### Extracts from a graphics dataset
##############################

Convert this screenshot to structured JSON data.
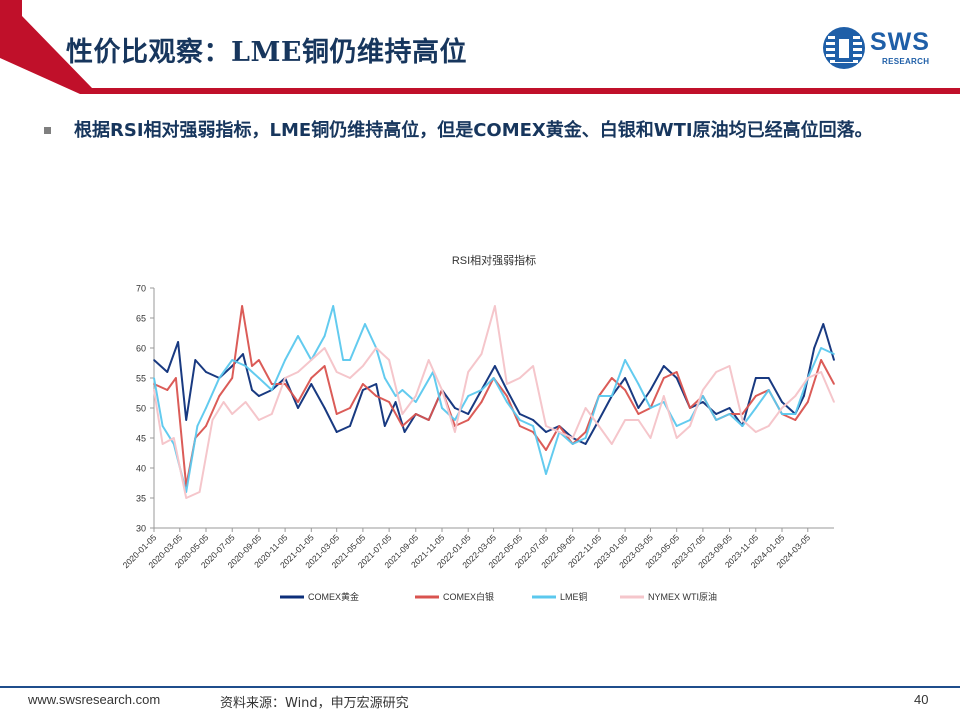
{
  "slide": {
    "title": "性价比观察：LME铜仍维持高位",
    "bullet": "根据RSI相对强弱指标，LME铜仍维持高位，但是COMEX黄金、白银和WTI原油均已经高位回落。"
  },
  "logo": {
    "text": "SWS",
    "sub": "RESEARCH"
  },
  "footer": {
    "url": "www.swsresearch.com",
    "source": "资料来源：Wind，申万宏源研究",
    "page": "40"
  },
  "colors": {
    "accent_red": "#c0102a",
    "brand_blue": "#1f5fa8",
    "title_text": "#17365d"
  },
  "chart_data": {
    "type": "line",
    "title": "RSI相对强弱指标",
    "xlabel": "",
    "ylabel": "",
    "ylim": [
      30,
      70
    ],
    "yticks": [
      30,
      35,
      40,
      45,
      50,
      55,
      60,
      65,
      70
    ],
    "xlim": [
      "2020-01-05",
      "2024-05-05"
    ],
    "x_tick_labels": [
      "2020-01-05",
      "2020-03-05",
      "2020-05-05",
      "2020-07-05",
      "2020-09-05",
      "2020-11-05",
      "2021-01-05",
      "2021-03-05",
      "2021-05-05",
      "2021-07-05",
      "2021-09-05",
      "2021-11-05",
      "2022-01-05",
      "2022-03-05",
      "2022-05-05",
      "2022-07-05",
      "2022-09-05",
      "2022-11-05",
      "2023-01-05",
      "2023-03-05",
      "2023-05-05",
      "2023-07-05",
      "2023-09-05",
      "2023-11-05",
      "2024-01-05",
      "2024-03-05"
    ],
    "grid": false,
    "legend_position": "bottom",
    "series": [
      {
        "name": "COMEX黄金",
        "color": "#0d2f7a",
        "points": [
          [
            "2020-01-05",
            58
          ],
          [
            "2020-02-05",
            56
          ],
          [
            "2020-03-01",
            61
          ],
          [
            "2020-03-20",
            48
          ],
          [
            "2020-04-10",
            58
          ],
          [
            "2020-05-05",
            56
          ],
          [
            "2020-06-05",
            55
          ],
          [
            "2020-07-05",
            57
          ],
          [
            "2020-07-30",
            59
          ],
          [
            "2020-08-20",
            53
          ],
          [
            "2020-09-05",
            52
          ],
          [
            "2020-10-05",
            53
          ],
          [
            "2020-11-05",
            55
          ],
          [
            "2020-12-05",
            50
          ],
          [
            "2021-01-05",
            54
          ],
          [
            "2021-02-05",
            50
          ],
          [
            "2021-03-05",
            46
          ],
          [
            "2021-04-05",
            47
          ],
          [
            "2021-05-05",
            53
          ],
          [
            "2021-06-05",
            54
          ],
          [
            "2021-06-25",
            47
          ],
          [
            "2021-07-20",
            51
          ],
          [
            "2021-08-10",
            46
          ],
          [
            "2021-09-05",
            49
          ],
          [
            "2021-10-05",
            48
          ],
          [
            "2021-11-05",
            53
          ],
          [
            "2021-12-05",
            50
          ],
          [
            "2022-01-05",
            49
          ],
          [
            "2022-02-05",
            53
          ],
          [
            "2022-03-08",
            57
          ],
          [
            "2022-04-05",
            53
          ],
          [
            "2022-05-05",
            49
          ],
          [
            "2022-06-05",
            48
          ],
          [
            "2022-07-05",
            46
          ],
          [
            "2022-08-05",
            47
          ],
          [
            "2022-09-05",
            45
          ],
          [
            "2022-10-05",
            44
          ],
          [
            "2022-11-05",
            48
          ],
          [
            "2022-12-05",
            52
          ],
          [
            "2023-01-05",
            55
          ],
          [
            "2023-02-05",
            50
          ],
          [
            "2023-03-05",
            53
          ],
          [
            "2023-04-05",
            57
          ],
          [
            "2023-05-05",
            55
          ],
          [
            "2023-06-05",
            50
          ],
          [
            "2023-07-05",
            51
          ],
          [
            "2023-08-05",
            49
          ],
          [
            "2023-09-05",
            50
          ],
          [
            "2023-10-05",
            47
          ],
          [
            "2023-11-05",
            55
          ],
          [
            "2023-12-05",
            55
          ],
          [
            "2024-01-05",
            51
          ],
          [
            "2024-02-05",
            49
          ],
          [
            "2024-02-25",
            52
          ],
          [
            "2024-03-20",
            60
          ],
          [
            "2024-04-10",
            64
          ],
          [
            "2024-05-05",
            58
          ]
        ]
      },
      {
        "name": "COMEX白银",
        "color": "#d9534f",
        "points": [
          [
            "2020-01-05",
            54
          ],
          [
            "2020-02-05",
            53
          ],
          [
            "2020-02-25",
            55
          ],
          [
            "2020-03-20",
            37
          ],
          [
            "2020-04-10",
            45
          ],
          [
            "2020-05-05",
            47
          ],
          [
            "2020-06-05",
            52
          ],
          [
            "2020-07-05",
            55
          ],
          [
            "2020-07-28",
            67
          ],
          [
            "2020-08-20",
            57
          ],
          [
            "2020-09-05",
            58
          ],
          [
            "2020-10-05",
            54
          ],
          [
            "2020-11-05",
            54
          ],
          [
            "2020-12-05",
            51
          ],
          [
            "2021-01-05",
            55
          ],
          [
            "2021-02-05",
            57
          ],
          [
            "2021-03-05",
            49
          ],
          [
            "2021-04-05",
            50
          ],
          [
            "2021-05-05",
            54
          ],
          [
            "2021-06-05",
            52
          ],
          [
            "2021-07-05",
            51
          ],
          [
            "2021-08-05",
            47
          ],
          [
            "2021-09-05",
            49
          ],
          [
            "2021-10-05",
            48
          ],
          [
            "2021-11-05",
            53
          ],
          [
            "2021-12-05",
            47
          ],
          [
            "2022-01-05",
            48
          ],
          [
            "2022-02-05",
            51
          ],
          [
            "2022-03-05",
            55
          ],
          [
            "2022-04-05",
            52
          ],
          [
            "2022-05-05",
            47
          ],
          [
            "2022-06-05",
            46
          ],
          [
            "2022-07-05",
            43
          ],
          [
            "2022-08-05",
            47
          ],
          [
            "2022-09-05",
            44
          ],
          [
            "2022-10-05",
            46
          ],
          [
            "2022-11-05",
            52
          ],
          [
            "2022-12-05",
            55
          ],
          [
            "2023-01-05",
            53
          ],
          [
            "2023-02-05",
            49
          ],
          [
            "2023-03-05",
            50
          ],
          [
            "2023-04-05",
            55
          ],
          [
            "2023-05-05",
            56
          ],
          [
            "2023-06-05",
            50
          ],
          [
            "2023-07-05",
            52
          ],
          [
            "2023-08-05",
            48
          ],
          [
            "2023-09-05",
            49
          ],
          [
            "2023-10-05",
            49
          ],
          [
            "2023-11-05",
            52
          ],
          [
            "2023-12-05",
            53
          ],
          [
            "2024-01-05",
            49
          ],
          [
            "2024-02-05",
            48
          ],
          [
            "2024-03-05",
            51
          ],
          [
            "2024-04-05",
            58
          ],
          [
            "2024-05-05",
            54
          ]
        ]
      },
      {
        "name": "LME铜",
        "color": "#5bc8ee",
        "points": [
          [
            "2020-01-05",
            55
          ],
          [
            "2020-01-25",
            47
          ],
          [
            "2020-02-20",
            44
          ],
          [
            "2020-03-20",
            36
          ],
          [
            "2020-04-15",
            47
          ],
          [
            "2020-05-05",
            50
          ],
          [
            "2020-06-05",
            55
          ],
          [
            "2020-07-05",
            58
          ],
          [
            "2020-08-05",
            57
          ],
          [
            "2020-09-05",
            55
          ],
          [
            "2020-10-05",
            53
          ],
          [
            "2020-11-05",
            58
          ],
          [
            "2020-12-05",
            62
          ],
          [
            "2021-01-05",
            58
          ],
          [
            "2021-02-05",
            62
          ],
          [
            "2021-02-25",
            67
          ],
          [
            "2021-03-20",
            58
          ],
          [
            "2021-04-05",
            58
          ],
          [
            "2021-05-10",
            64
          ],
          [
            "2021-06-05",
            60
          ],
          [
            "2021-06-25",
            55
          ],
          [
            "2021-07-20",
            52
          ],
          [
            "2021-08-05",
            53
          ],
          [
            "2021-09-05",
            51
          ],
          [
            "2021-10-15",
            56
          ],
          [
            "2021-11-05",
            50
          ],
          [
            "2021-12-05",
            48
          ],
          [
            "2022-01-05",
            52
          ],
          [
            "2022-02-05",
            53
          ],
          [
            "2022-03-05",
            55
          ],
          [
            "2022-04-05",
            51
          ],
          [
            "2022-05-05",
            48
          ],
          [
            "2022-06-05",
            47
          ],
          [
            "2022-07-05",
            39
          ],
          [
            "2022-08-05",
            46
          ],
          [
            "2022-09-05",
            44
          ],
          [
            "2022-10-05",
            45
          ],
          [
            "2022-11-05",
            52
          ],
          [
            "2022-12-05",
            52
          ],
          [
            "2023-01-05",
            58
          ],
          [
            "2023-02-05",
            54
          ],
          [
            "2023-03-05",
            50
          ],
          [
            "2023-04-05",
            51
          ],
          [
            "2023-05-05",
            47
          ],
          [
            "2023-06-05",
            48
          ],
          [
            "2023-07-05",
            52
          ],
          [
            "2023-08-05",
            48
          ],
          [
            "2023-09-05",
            49
          ],
          [
            "2023-10-05",
            47
          ],
          [
            "2023-11-05",
            50
          ],
          [
            "2023-12-05",
            53
          ],
          [
            "2024-01-05",
            49
          ],
          [
            "2024-02-05",
            49
          ],
          [
            "2024-03-05",
            55
          ],
          [
            "2024-04-05",
            60
          ],
          [
            "2024-05-05",
            59
          ]
        ]
      },
      {
        "name": "NYMEX WTI原油",
        "color": "#f5c6cb",
        "points": [
          [
            "2020-01-05",
            53
          ],
          [
            "2020-01-25",
            44
          ],
          [
            "2020-02-20",
            45
          ],
          [
            "2020-03-20",
            35
          ],
          [
            "2020-04-20",
            36
          ],
          [
            "2020-05-20",
            48
          ],
          [
            "2020-06-15",
            51
          ],
          [
            "2020-07-05",
            49
          ],
          [
            "2020-08-05",
            51
          ],
          [
            "2020-09-05",
            48
          ],
          [
            "2020-10-05",
            49
          ],
          [
            "2020-11-05",
            55
          ],
          [
            "2020-12-05",
            56
          ],
          [
            "2021-01-05",
            58
          ],
          [
            "2021-02-05",
            60
          ],
          [
            "2021-03-05",
            56
          ],
          [
            "2021-04-05",
            55
          ],
          [
            "2021-05-05",
            57
          ],
          [
            "2021-06-05",
            60
          ],
          [
            "2021-07-05",
            58
          ],
          [
            "2021-08-05",
            49
          ],
          [
            "2021-09-05",
            52
          ],
          [
            "2021-10-05",
            58
          ],
          [
            "2021-11-05",
            53
          ],
          [
            "2021-12-05",
            46
          ],
          [
            "2022-01-05",
            56
          ],
          [
            "2022-02-05",
            59
          ],
          [
            "2022-03-08",
            67
          ],
          [
            "2022-04-05",
            54
          ],
          [
            "2022-05-05",
            55
          ],
          [
            "2022-06-05",
            57
          ],
          [
            "2022-07-05",
            47
          ],
          [
            "2022-08-05",
            46
          ],
          [
            "2022-09-05",
            45
          ],
          [
            "2022-10-05",
            50
          ],
          [
            "2022-11-05",
            47
          ],
          [
            "2022-12-05",
            44
          ],
          [
            "2023-01-05",
            48
          ],
          [
            "2023-02-05",
            48
          ],
          [
            "2023-03-05",
            45
          ],
          [
            "2023-04-05",
            52
          ],
          [
            "2023-05-05",
            45
          ],
          [
            "2023-06-05",
            47
          ],
          [
            "2023-07-05",
            53
          ],
          [
            "2023-08-05",
            56
          ],
          [
            "2023-09-05",
            57
          ],
          [
            "2023-10-05",
            48
          ],
          [
            "2023-11-05",
            46
          ],
          [
            "2023-12-05",
            47
          ],
          [
            "2024-01-05",
            50
          ],
          [
            "2024-02-05",
            52
          ],
          [
            "2024-03-05",
            55
          ],
          [
            "2024-04-05",
            56
          ],
          [
            "2024-05-05",
            51
          ]
        ]
      }
    ]
  }
}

##############################

### What is expected
Among the lines of the data, identify those with the word "name". Copy each of them.

### Written answer
        "name": "COMEX黄金",
        "name": "COMEX白银",
        "name": "LME铜",
        "name": "NYMEX WTI原油",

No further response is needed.